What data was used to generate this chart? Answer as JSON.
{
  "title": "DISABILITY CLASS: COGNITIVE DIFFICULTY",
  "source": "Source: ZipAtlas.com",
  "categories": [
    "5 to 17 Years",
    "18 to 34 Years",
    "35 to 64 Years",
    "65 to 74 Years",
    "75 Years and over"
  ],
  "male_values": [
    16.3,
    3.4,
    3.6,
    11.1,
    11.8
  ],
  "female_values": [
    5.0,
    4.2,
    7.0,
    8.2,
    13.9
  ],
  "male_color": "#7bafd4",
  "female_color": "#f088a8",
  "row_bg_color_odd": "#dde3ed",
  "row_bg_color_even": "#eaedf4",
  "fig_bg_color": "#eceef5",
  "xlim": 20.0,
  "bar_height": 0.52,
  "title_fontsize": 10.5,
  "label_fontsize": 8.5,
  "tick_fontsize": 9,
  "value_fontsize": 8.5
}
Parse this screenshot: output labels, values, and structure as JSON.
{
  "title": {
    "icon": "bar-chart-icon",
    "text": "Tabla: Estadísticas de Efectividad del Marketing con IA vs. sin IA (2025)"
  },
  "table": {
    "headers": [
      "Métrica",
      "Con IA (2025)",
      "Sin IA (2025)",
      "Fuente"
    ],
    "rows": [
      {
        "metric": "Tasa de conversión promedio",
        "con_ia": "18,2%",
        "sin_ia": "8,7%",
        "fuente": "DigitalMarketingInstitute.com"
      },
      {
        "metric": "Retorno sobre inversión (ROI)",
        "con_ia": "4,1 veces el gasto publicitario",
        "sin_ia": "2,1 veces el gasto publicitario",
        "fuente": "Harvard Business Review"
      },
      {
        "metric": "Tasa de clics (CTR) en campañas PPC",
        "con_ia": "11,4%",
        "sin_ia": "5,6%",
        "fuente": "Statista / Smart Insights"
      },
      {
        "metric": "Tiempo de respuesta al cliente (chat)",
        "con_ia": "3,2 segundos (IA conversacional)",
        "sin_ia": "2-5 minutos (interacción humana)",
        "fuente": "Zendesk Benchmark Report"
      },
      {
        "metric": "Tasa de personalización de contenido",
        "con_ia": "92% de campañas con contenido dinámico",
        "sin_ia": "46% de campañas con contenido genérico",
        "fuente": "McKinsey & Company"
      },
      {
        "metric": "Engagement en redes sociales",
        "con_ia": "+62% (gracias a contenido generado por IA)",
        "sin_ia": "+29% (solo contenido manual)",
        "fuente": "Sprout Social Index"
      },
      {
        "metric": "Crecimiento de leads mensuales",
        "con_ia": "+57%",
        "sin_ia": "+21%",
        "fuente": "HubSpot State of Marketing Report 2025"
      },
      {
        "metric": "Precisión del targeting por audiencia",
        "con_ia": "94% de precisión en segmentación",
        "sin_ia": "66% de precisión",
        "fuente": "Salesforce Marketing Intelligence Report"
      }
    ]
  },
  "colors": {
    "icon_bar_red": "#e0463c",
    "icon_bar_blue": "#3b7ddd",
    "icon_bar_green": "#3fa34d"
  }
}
◇ ◇ ◇ ◇ ◇ ◇ ◇
* _Written instruction_
Write the listing out again, exactly as shown above.

* _Solution for this problem_
What data was used to generate this chart? Answer as JSON.
{
  "title": "DISABILITY CLASS: COGNITIVE DIFFICULTY",
  "source": "Source: ZipAtlas.com",
  "categories": [
    "5 to 17 Years",
    "18 to 34 Years",
    "35 to 64 Years",
    "65 to 74 Years",
    "75 Years and over"
  ],
  "male_values": [
    16.3,
    3.4,
    3.6,
    11.1,
    11.8
  ],
  "female_values": [
    5.0,
    4.2,
    7.0,
    8.2,
    13.9
  ],
  "male_color": "#7bafd4",
  "female_color": "#f088a8",
  "row_bg_color_odd": "#dde3ed",
  "row_bg_color_even": "#eaedf4",
  "fig_bg_color": "#eceef5",
  "xlim": 20.0,
  "bar_height": 0.52,
  "title_fontsize": 10.5,
  "label_fontsize": 8.5,
  "tick_fontsize": 9,
  "value_fontsize": 8.5
}
Parse this screenshot: output labels, values, and structure as JSON.
{
  "title": {
    "icon": "bar-chart-icon",
    "text": "Tabla: Estadísticas de Efectividad del Marketing con IA vs. sin IA (2025)"
  },
  "table": {
    "headers": [
      "Métrica",
      "Con IA (2025)",
      "Sin IA (2025)",
      "Fuente"
    ],
    "rows": [
      {
        "metric": "Tasa de conversión promedio",
        "con_ia": "18,2%",
        "sin_ia": "8,7%",
        "fuente": "DigitalMarketingInstitute.com"
      },
      {
        "metric": "Retorno sobre inversión (ROI)",
        "con_ia": "4,1 veces el gasto publicitario",
        "sin_ia": "2,1 veces el gasto publicitario",
        "fuente": "Harvard Business Review"
      },
      {
        "metric": "Tasa de clics (CTR) en campañas PPC",
        "con_ia": "11,4%",
        "sin_ia": "5,6%",
        "fuente": "Statista / Smart Insights"
      },
      {
        "metric": "Tiempo de respuesta al cliente (chat)",
        "con_ia": "3,2 segundos (IA conversacional)",
        "sin_ia": "2-5 minutos (interacción humana)",
        "fuente": "Zendesk Benchmark Report"
      },
      {
        "metric": "Tasa de personalización de contenido",
        "con_ia": "92% de campañas con contenido dinámico",
        "sin_ia": "46% de campañas con contenido genérico",
        "fuente": "McKinsey & Company"
      },
      {
        "metric": "Engagement en redes sociales",
        "con_ia": "+62% (gracias a contenido generado por IA)",
        "sin_ia": "+29% (solo contenido manual)",
        "fuente": "Sprout Social Index"
      },
      {
        "metric": "Crecimiento de leads mensuales",
        "con_ia": "+57%",
        "sin_ia": "+21%",
        "fuente": "HubSpot State of Marketing Report 2025"
      },
      {
        "metric": "Precisión del targeting por audiencia",
        "con_ia": "94% de precisión en segmentación",
        "sin_ia": "66% de precisión",
        "fuente": "Salesforce Marketing Intelligence Report"
      }
    ]
  },
  "colors": {
    "icon_bar_red": "#e0463c",
    "icon_bar_blue": "#3b7ddd",
    "icon_bar_green": "#3fa34d"
  }
}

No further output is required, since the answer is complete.